**Problem to work on**
Extract the lines that hold the string "puerta".

**Stored records**
— start —

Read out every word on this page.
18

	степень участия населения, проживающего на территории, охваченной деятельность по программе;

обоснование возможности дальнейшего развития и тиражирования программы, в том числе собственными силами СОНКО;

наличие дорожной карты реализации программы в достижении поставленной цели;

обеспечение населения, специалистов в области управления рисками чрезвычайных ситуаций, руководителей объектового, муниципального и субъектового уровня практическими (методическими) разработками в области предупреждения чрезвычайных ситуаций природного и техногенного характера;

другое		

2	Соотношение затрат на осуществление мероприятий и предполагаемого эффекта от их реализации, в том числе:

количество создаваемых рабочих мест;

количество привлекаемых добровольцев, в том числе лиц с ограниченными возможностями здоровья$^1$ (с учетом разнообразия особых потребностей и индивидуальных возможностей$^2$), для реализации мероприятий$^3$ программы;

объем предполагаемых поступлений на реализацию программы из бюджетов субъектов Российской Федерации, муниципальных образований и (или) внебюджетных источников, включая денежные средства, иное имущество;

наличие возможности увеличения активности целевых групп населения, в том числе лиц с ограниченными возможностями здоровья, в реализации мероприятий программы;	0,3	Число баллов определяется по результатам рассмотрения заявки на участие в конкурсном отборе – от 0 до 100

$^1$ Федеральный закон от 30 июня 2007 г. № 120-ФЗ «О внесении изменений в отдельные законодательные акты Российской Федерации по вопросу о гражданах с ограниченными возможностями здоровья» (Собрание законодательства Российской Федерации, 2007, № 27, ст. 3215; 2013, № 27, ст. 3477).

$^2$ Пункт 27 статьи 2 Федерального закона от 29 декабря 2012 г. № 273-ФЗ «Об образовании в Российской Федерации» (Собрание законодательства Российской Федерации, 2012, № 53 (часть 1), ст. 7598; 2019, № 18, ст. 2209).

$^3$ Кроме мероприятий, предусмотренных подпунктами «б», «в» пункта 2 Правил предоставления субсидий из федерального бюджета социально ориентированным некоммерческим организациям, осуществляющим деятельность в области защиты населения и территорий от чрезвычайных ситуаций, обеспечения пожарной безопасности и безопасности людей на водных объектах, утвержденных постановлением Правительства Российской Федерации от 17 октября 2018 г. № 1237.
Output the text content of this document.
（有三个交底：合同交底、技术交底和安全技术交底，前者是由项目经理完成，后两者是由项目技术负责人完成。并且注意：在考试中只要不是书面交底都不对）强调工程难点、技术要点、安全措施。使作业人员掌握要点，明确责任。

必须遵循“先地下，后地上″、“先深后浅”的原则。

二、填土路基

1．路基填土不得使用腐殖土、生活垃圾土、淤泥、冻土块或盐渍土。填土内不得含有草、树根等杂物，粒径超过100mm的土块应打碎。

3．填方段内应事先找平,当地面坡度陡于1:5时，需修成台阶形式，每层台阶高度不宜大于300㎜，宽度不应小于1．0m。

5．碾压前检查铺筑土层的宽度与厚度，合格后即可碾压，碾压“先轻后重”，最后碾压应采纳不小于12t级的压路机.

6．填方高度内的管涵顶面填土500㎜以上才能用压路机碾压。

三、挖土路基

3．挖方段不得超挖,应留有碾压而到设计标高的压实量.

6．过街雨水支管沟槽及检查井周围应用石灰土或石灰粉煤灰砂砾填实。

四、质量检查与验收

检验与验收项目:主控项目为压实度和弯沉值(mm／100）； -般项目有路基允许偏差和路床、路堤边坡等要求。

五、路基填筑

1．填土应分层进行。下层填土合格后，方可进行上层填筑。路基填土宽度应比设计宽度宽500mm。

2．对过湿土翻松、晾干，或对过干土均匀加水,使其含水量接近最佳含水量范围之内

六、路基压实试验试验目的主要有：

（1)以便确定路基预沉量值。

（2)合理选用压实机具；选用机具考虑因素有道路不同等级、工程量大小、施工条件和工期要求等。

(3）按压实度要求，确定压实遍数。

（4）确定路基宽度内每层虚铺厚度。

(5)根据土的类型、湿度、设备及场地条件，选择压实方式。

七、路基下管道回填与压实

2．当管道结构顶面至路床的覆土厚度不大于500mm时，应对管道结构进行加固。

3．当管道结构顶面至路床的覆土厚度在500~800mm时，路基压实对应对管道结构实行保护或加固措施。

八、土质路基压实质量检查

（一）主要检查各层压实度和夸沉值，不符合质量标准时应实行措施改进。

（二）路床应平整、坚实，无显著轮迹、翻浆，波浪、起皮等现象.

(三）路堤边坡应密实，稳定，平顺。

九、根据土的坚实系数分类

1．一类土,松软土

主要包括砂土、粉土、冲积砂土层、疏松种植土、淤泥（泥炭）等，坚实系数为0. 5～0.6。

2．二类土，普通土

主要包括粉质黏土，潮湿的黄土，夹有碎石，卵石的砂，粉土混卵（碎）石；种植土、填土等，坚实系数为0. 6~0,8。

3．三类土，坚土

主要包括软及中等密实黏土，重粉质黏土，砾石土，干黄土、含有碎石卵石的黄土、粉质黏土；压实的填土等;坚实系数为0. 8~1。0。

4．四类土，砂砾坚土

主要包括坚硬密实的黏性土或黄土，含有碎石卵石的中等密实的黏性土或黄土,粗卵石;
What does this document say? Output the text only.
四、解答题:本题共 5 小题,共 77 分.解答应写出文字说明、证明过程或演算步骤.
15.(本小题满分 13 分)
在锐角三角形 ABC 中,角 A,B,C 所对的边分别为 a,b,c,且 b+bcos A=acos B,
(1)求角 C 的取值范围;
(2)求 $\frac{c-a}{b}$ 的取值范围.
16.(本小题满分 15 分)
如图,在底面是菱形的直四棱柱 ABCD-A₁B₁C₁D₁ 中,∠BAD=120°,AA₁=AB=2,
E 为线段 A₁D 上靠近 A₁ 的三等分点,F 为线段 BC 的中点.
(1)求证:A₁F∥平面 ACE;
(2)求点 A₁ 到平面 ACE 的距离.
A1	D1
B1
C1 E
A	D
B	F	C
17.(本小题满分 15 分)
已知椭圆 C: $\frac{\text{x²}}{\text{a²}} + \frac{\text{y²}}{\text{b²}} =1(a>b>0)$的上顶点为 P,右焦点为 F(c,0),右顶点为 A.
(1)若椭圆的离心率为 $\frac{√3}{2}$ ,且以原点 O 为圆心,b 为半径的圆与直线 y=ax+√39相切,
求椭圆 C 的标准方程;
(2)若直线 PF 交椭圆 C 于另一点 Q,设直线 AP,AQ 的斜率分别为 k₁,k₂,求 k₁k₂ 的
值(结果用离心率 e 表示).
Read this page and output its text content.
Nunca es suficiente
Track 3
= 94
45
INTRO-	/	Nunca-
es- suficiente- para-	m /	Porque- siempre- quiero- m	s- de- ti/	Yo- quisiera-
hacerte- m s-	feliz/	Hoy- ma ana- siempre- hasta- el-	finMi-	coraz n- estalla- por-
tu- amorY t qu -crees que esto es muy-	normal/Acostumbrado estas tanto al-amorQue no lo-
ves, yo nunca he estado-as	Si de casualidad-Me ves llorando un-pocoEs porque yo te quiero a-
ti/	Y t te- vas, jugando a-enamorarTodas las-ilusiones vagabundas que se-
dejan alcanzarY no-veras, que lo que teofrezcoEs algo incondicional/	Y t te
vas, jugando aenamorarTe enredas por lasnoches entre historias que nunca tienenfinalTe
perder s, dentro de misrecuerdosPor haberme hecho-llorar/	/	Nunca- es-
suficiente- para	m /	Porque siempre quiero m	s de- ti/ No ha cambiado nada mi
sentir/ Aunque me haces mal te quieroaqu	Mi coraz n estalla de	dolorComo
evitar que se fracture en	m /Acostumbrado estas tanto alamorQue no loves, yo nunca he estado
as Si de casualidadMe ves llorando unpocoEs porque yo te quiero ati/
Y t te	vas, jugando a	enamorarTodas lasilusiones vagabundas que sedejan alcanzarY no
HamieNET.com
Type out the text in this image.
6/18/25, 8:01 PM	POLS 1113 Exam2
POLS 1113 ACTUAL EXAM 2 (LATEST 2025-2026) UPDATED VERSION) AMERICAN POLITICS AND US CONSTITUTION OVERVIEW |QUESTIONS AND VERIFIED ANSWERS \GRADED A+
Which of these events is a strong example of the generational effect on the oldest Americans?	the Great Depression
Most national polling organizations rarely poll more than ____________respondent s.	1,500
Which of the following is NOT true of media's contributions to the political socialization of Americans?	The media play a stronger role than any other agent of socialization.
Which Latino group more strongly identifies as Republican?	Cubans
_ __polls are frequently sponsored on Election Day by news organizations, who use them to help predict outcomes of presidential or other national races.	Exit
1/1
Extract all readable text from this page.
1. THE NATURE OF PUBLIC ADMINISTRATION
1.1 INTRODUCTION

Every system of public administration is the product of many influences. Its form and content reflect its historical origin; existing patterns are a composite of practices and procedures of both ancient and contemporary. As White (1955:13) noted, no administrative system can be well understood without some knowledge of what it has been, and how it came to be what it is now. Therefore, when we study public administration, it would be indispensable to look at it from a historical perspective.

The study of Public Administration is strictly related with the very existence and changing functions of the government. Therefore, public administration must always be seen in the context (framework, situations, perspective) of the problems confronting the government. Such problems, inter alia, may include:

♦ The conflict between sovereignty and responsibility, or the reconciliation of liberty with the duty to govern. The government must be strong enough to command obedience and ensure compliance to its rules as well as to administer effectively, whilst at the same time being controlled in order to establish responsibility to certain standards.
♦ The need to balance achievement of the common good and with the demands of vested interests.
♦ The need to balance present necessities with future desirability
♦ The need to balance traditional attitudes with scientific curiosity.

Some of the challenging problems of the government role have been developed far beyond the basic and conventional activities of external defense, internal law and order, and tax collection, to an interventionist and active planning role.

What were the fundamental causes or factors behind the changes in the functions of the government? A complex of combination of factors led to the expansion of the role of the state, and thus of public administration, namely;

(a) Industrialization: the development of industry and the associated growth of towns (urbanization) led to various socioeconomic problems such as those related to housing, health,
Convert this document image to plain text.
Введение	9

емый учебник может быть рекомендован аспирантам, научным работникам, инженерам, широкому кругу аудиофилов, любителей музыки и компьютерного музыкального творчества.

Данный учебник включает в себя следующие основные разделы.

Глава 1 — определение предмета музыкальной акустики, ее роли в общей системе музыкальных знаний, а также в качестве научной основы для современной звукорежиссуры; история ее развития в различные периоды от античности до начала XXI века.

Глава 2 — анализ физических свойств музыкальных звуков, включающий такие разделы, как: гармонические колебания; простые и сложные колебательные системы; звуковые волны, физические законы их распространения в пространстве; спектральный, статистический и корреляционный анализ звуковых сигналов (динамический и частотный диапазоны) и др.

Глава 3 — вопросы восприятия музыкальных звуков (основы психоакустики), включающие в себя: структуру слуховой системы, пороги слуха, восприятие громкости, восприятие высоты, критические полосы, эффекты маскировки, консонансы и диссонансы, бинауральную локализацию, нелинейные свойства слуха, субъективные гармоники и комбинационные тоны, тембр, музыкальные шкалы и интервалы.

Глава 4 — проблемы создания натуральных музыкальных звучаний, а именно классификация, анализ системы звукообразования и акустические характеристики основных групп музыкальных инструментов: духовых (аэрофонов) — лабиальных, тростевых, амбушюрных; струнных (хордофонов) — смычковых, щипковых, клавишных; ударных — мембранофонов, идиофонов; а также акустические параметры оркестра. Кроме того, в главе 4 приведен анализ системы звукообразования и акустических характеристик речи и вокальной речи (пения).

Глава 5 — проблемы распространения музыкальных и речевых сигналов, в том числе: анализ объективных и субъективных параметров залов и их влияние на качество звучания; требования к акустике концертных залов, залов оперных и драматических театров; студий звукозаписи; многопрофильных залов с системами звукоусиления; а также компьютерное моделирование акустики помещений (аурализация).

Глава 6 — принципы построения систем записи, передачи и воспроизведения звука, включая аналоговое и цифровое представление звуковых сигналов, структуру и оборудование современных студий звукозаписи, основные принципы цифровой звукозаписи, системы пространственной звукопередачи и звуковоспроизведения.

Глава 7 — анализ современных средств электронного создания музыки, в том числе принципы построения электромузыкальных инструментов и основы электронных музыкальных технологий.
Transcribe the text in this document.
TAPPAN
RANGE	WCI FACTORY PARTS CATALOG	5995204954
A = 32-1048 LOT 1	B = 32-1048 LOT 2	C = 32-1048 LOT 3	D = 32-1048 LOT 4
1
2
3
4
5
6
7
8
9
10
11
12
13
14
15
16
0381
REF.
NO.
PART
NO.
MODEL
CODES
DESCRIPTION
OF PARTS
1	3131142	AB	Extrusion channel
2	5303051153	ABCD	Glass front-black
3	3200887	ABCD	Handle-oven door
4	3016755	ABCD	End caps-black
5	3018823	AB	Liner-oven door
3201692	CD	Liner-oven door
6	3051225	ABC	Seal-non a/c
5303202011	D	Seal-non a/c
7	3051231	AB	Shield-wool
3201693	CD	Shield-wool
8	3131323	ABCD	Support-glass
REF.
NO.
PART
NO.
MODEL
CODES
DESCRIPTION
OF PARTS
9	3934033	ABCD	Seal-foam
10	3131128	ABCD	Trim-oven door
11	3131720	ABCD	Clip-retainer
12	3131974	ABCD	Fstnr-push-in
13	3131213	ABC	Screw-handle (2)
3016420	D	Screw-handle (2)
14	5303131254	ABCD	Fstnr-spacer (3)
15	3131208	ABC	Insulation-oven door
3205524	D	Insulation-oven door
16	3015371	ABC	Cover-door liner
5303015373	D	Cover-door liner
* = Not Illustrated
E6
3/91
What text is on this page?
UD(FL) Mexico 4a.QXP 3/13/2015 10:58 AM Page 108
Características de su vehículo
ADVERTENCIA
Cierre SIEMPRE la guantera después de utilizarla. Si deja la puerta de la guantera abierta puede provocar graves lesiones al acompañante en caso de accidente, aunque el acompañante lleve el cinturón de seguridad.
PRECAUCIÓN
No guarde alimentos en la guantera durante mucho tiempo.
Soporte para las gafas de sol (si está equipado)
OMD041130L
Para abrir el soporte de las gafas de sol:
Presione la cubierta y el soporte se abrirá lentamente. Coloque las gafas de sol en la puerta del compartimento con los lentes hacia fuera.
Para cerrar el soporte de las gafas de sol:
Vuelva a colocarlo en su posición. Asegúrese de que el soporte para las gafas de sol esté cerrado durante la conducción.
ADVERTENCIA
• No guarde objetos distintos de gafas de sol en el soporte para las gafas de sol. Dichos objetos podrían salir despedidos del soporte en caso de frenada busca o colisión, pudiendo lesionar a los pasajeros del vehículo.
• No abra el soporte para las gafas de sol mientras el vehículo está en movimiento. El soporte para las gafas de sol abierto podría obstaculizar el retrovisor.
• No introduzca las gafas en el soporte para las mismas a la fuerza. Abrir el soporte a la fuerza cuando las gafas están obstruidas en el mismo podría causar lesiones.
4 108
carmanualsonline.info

— end —

**Expected output**
Cierre SIEMPRE la guantera después de utilizarla. Si deja la puerta de la guantera abierta puede provocar graves lesiones al acompañante en caso de accidente, aunque el acompañante lleve el cinturón de seguridad.
Presione la cubierta y el soporte se abrirá lentamente. Coloque las gafas de sol en la puerta del compartimento con los lentes hacia fuera.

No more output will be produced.